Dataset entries
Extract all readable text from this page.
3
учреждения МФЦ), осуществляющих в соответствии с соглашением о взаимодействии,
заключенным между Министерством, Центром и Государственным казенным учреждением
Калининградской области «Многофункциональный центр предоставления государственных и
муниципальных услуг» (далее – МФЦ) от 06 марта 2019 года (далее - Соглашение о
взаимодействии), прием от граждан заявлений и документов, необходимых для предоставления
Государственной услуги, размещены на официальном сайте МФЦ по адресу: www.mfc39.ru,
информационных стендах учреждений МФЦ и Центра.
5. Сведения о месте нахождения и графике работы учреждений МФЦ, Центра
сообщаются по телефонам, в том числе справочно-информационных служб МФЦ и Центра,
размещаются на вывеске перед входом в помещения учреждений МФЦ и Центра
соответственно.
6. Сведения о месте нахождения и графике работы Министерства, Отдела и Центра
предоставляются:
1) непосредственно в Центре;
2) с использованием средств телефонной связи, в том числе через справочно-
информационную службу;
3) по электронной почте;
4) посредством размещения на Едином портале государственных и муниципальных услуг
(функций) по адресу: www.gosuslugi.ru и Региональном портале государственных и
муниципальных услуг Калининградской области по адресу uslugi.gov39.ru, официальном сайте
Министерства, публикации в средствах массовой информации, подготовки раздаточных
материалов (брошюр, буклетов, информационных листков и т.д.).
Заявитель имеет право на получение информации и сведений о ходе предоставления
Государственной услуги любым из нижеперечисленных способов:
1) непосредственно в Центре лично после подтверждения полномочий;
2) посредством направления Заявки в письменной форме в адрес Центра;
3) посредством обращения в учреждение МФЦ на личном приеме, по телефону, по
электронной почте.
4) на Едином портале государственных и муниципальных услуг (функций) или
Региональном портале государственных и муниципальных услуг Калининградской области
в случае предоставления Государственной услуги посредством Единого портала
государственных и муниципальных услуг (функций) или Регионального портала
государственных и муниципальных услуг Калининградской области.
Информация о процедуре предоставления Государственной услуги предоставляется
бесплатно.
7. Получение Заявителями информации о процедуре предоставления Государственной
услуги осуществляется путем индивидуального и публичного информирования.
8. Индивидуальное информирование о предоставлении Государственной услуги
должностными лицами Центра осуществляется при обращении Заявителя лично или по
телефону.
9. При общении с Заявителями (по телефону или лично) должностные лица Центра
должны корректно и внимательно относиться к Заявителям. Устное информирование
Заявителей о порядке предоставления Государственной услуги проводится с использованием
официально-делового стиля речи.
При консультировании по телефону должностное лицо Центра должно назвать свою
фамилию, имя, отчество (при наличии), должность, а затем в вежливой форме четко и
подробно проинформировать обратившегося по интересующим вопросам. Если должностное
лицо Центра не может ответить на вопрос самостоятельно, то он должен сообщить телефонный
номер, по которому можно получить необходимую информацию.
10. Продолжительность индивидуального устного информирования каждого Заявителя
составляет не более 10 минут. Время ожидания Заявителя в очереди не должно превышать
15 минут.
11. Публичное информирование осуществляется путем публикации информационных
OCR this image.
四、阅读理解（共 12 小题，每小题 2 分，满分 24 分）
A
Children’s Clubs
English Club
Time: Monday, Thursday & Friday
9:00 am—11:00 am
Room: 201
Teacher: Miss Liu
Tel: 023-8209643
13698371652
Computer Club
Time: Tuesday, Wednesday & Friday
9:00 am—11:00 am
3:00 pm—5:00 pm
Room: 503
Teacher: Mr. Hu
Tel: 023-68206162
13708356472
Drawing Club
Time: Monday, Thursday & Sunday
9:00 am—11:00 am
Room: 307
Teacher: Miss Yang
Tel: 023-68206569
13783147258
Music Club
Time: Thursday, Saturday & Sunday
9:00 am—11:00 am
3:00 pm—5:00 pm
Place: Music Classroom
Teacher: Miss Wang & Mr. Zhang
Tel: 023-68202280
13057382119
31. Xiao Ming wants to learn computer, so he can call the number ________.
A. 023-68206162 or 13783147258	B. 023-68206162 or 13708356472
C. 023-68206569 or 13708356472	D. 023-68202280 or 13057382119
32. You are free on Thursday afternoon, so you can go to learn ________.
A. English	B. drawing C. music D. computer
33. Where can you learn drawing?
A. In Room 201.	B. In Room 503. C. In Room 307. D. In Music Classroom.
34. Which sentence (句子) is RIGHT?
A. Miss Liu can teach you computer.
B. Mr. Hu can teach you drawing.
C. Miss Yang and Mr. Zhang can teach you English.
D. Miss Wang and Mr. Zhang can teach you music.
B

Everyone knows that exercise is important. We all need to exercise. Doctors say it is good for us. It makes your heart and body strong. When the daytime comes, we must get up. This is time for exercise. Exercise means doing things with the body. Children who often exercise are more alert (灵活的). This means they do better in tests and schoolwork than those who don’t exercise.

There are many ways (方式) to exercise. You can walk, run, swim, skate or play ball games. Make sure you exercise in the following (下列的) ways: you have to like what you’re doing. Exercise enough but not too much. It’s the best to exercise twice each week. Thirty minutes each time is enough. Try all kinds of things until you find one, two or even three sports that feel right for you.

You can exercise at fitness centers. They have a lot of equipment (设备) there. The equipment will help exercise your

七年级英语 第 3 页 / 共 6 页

PROBLEM STATEMENT =>
Print out every entry, keeping each one exact.

EXERCISE ANSWER =>
Extract all readable text from this page.
3
учреждения МФЦ), осуществляющих в соответствии с соглашением о взаимодействии,
заключенным между Министерством, Центром и Государственным казенным учреждением
Калининградской области «Многофункциональный центр предоставления государственных и
муниципальных услуг» (далее – МФЦ) от 06 марта 2019 года (далее - Соглашение о
взаимодействии), прием от граждан заявлений и документов, необходимых для предоставления
Государственной услуги, размещены на официальном сайте МФЦ по адресу: www.mfc39.ru,
информационных стендах учреждений МФЦ и Центра.
5. Сведения о месте нахождения и графике работы учреждений МФЦ, Центра
сообщаются по телефонам, в том числе справочно-информационных служб МФЦ и Центра,
размещаются на вывеске перед входом в помещения учреждений МФЦ и Центра
соответственно.
6. Сведения о месте нахождения и графике работы Министерства, Отдела и Центра
предоставляются:
1) непосредственно в Центре;
2) с использованием средств телефонной связи, в том числе через справочно-
информационную службу;
3) по электронной почте;
4) посредством размещения на Едином портале государственных и муниципальных услуг
(функций) по адресу: www.gosuslugi.ru и Региональном портале государственных и
муниципальных услуг Калининградской области по адресу uslugi.gov39.ru, официальном сайте
Министерства, публикации в средствах массовой информации, подготовки раздаточных
материалов (брошюр, буклетов, информационных листков и т.д.).
Заявитель имеет право на получение информации и сведений о ходе предоставления
Государственной услуги любым из нижеперечисленных способов:
1) непосредственно в Центре лично после подтверждения полномочий;
2) посредством направления Заявки в письменной форме в адрес Центра;
3) посредством обращения в учреждение МФЦ на личном приеме, по телефону, по
электронной почте.
4) на Едином портале государственных и муниципальных услуг (функций) или
Региональном портале государственных и муниципальных услуг Калининградской области
в случае предоставления Государственной услуги посредством Единого портала
государственных и муниципальных услуг (функций) или Регионального портала
государственных и муниципальных услуг Калининградской области.
Информация о процедуре предоставления Государственной услуги предоставляется
бесплатно.
7. Получение Заявителями информации о процедуре предоставления Государственной
услуги осуществляется путем индивидуального и публичного информирования.
8. Индивидуальное информирование о предоставлении Государственной услуги
должностными лицами Центра осуществляется при обращении Заявителя лично или по
телефону.
9. При общении с Заявителями (по телефону или лично) должностные лица Центра
должны корректно и внимательно относиться к Заявителям. Устное информирование
Заявителей о порядке предоставления Государственной услуги проводится с использованием
официально-делового стиля речи.
При консультировании по телефону должностное лицо Центра должно назвать свою
фамилию, имя, отчество (при наличии), должность, а затем в вежливой форме четко и
подробно проинформировать обратившегося по интересующим вопросам. Если должностное
лицо Центра не может ответить на вопрос самостоятельно, то он должен сообщить телефонный
номер, по которому можно получить необходимую информацию.
10. Продолжительность индивидуального устного информирования каждого Заявителя
составляет не более 10 минут. Время ожидания Заявителя в очереди не должно превышать
15 минут.
11. Публичное информирование осуществляется путем публикации информационных
OCR this image.
四、阅读理解（共 12 小题，每小题 2 分，满分 24 分）
A
Children’s Clubs
English Club
Time: Monday, Thursday & Friday
9:00 am—11:00 am
Room: 201
Teacher: Miss Liu
Tel: 023-8209643
13698371652
Computer Club
Time: Tuesday, Wednesday & Friday
9:00 am—11:00 am
3:00 pm—5:00 pm
Room: 503
Teacher: Mr. Hu
Tel: 023-68206162
13708356472
Drawing Club
Time: Monday, Thursday & Sunday
9:00 am—11:00 am
Room: 307
Teacher: Miss Yang
Tel: 023-68206569
13783147258
Music Club
Time: Thursday, Saturday & Sunday
9:00 am—11:00 am
3:00 pm—5:00 pm
Place: Music Classroom
Teacher: Miss Wang & Mr. Zhang
Tel: 023-68202280
13057382119
31. Xiao Ming wants to learn computer, so he can call the number ________.
A. 023-68206162 or 13783147258	B. 023-68206162 or 13708356472
C. 023-68206569 or 13708356472	D. 023-68202280 or 13057382119
32. You are free on Thursday afternoon, so you can go to learn ________.
A. English	B. drawing C. music D. computer
33. Where can you learn drawing?
A. In Room 201.	B. In Room 503. C. In Room 307. D. In Music Classroom.
34. Which sentence (句子) is RIGHT?
A. Miss Liu can teach you computer.
B. Mr. Hu can teach you drawing.
C. Miss Yang and Mr. Zhang can teach you English.
D. Miss Wang and Mr. Zhang can teach you music.
B

Everyone knows that exercise is important. We all need to exercise. Doctors say it is good for us. It makes your heart and body strong. When the daytime comes, we must get up. This is time for exercise. Exercise means doing things with the body. Children who often exercise are more alert (灵活的). This means they do better in tests and schoolwork than those who don’t exercise.

There are many ways (方式) to exercise. You can walk, run, swim, skate or play ball games. Make sure you exercise in the following (下列的) ways: you have to like what you’re doing. Exercise enough but not too much. It’s the best to exercise twice each week. Thirty minutes each time is enough. Try all kinds of things until you find one, two or even three sports that feel right for you.

You can exercise at fitness centers. They have a lot of equipment (设备) there. The equipment will help exercise your

七年级英语 第 3 页 / 共 6 页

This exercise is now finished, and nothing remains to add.